● TO BE DONE:
No images are to be carried over; print all other material exactly as it stands.

━━━ PROVIDED INFORMATION

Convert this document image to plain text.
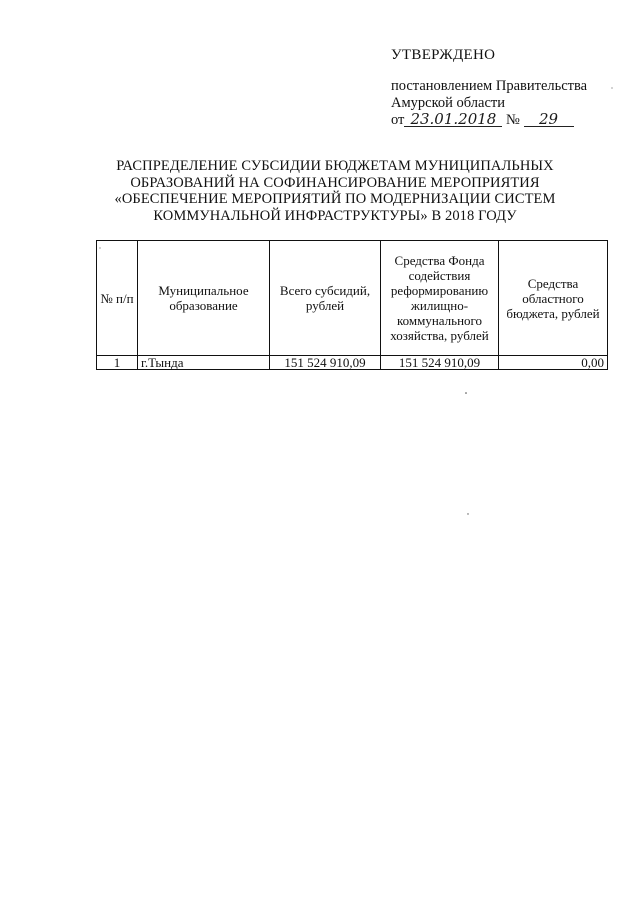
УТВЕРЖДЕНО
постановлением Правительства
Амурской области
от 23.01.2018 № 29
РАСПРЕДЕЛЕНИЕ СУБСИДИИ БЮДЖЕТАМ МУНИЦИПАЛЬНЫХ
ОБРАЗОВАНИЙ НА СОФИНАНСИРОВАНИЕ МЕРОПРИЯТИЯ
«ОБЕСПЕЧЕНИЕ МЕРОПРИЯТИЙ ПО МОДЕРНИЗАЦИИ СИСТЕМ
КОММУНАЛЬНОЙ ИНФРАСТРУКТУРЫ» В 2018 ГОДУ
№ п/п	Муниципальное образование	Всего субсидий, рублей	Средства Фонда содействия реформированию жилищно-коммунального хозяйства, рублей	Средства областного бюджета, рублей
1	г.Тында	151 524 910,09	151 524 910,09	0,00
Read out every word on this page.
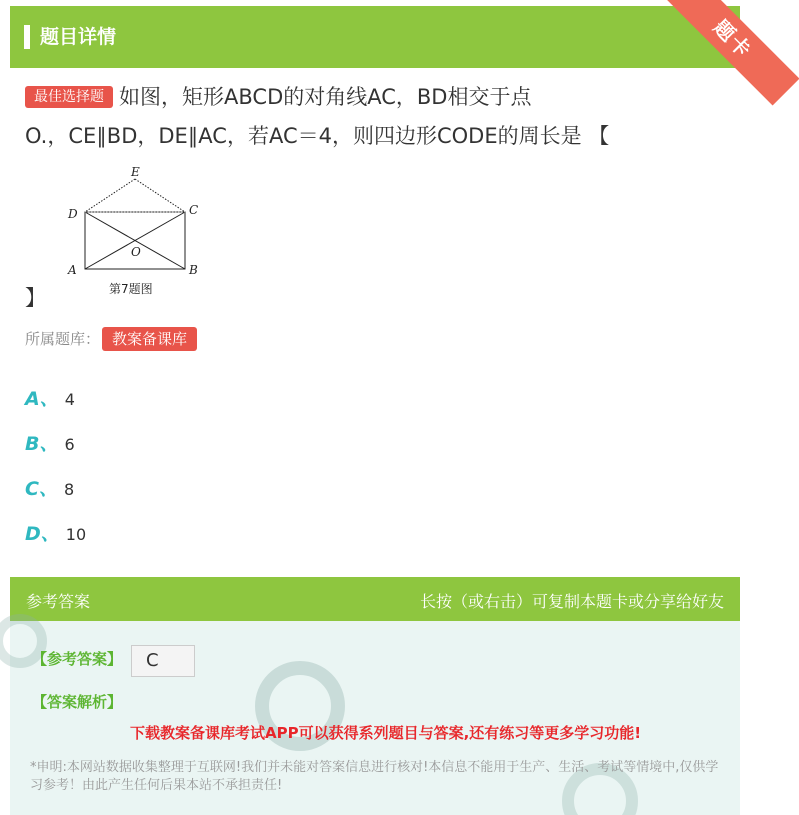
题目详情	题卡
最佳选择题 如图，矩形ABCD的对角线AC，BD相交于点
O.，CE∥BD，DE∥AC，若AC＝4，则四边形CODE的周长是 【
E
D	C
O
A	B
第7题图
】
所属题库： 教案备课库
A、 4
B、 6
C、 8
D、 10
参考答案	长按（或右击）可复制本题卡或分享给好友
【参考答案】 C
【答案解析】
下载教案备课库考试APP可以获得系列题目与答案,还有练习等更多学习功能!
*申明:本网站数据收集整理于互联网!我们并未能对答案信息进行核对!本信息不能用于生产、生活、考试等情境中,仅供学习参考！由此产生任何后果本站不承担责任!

━━━━━━

● WORKED ANSWER:
Convert this document image to plain text.
УТВЕРЖДЕНО
постановлением Правительства
Амурской области
от 23.01.2018 № 29
РАСПРЕДЕЛЕНИЕ СУБСИДИИ БЮДЖЕТАМ МУНИЦИПАЛЬНЫХ
ОБРАЗОВАНИЙ НА СОФИНАНСИРОВАНИЕ МЕРОПРИЯТИЯ
«ОБЕСПЕЧЕНИЕ МЕРОПРИЯТИЙ ПО МОДЕРНИЗАЦИИ СИСТЕМ
КОММУНАЛЬНОЙ ИНФРАСТРУКТУРЫ» В 2018 ГОДУ
№ п/п	Муниципальное образование	Всего субсидий, рублей	Средства Фонда содействия реформированию жилищно-коммунального хозяйства, рублей	Средства областного бюджета, рублей
1	г.Тында	151 524 910,09	151 524 910,09	0,00
Read out every word on this page.
题目详情	题卡
最佳选择题 如图，矩形ABCD的对角线AC，BD相交于点
O.，CE∥BD，DE∥AC，若AC＝4，则四边形CODE的周长是 【
E
D	C
O
A	B
第7题图
】
所属题库： 教案备课库
A、 4
B、 6
C、 8
D、 10
参考答案	长按（或右击）可复制本题卡或分享给好友
【参考答案】 C
【答案解析】
下载教案备课库考试APP可以获得系列题目与答案,还有练习等更多学习功能!
*申明:本网站数据收集整理于互联网!我们并未能对答案信息进行核对!本信息不能用于生产、生活、考试等情境中,仅供学习参考！由此产生任何后果本站不承担责任!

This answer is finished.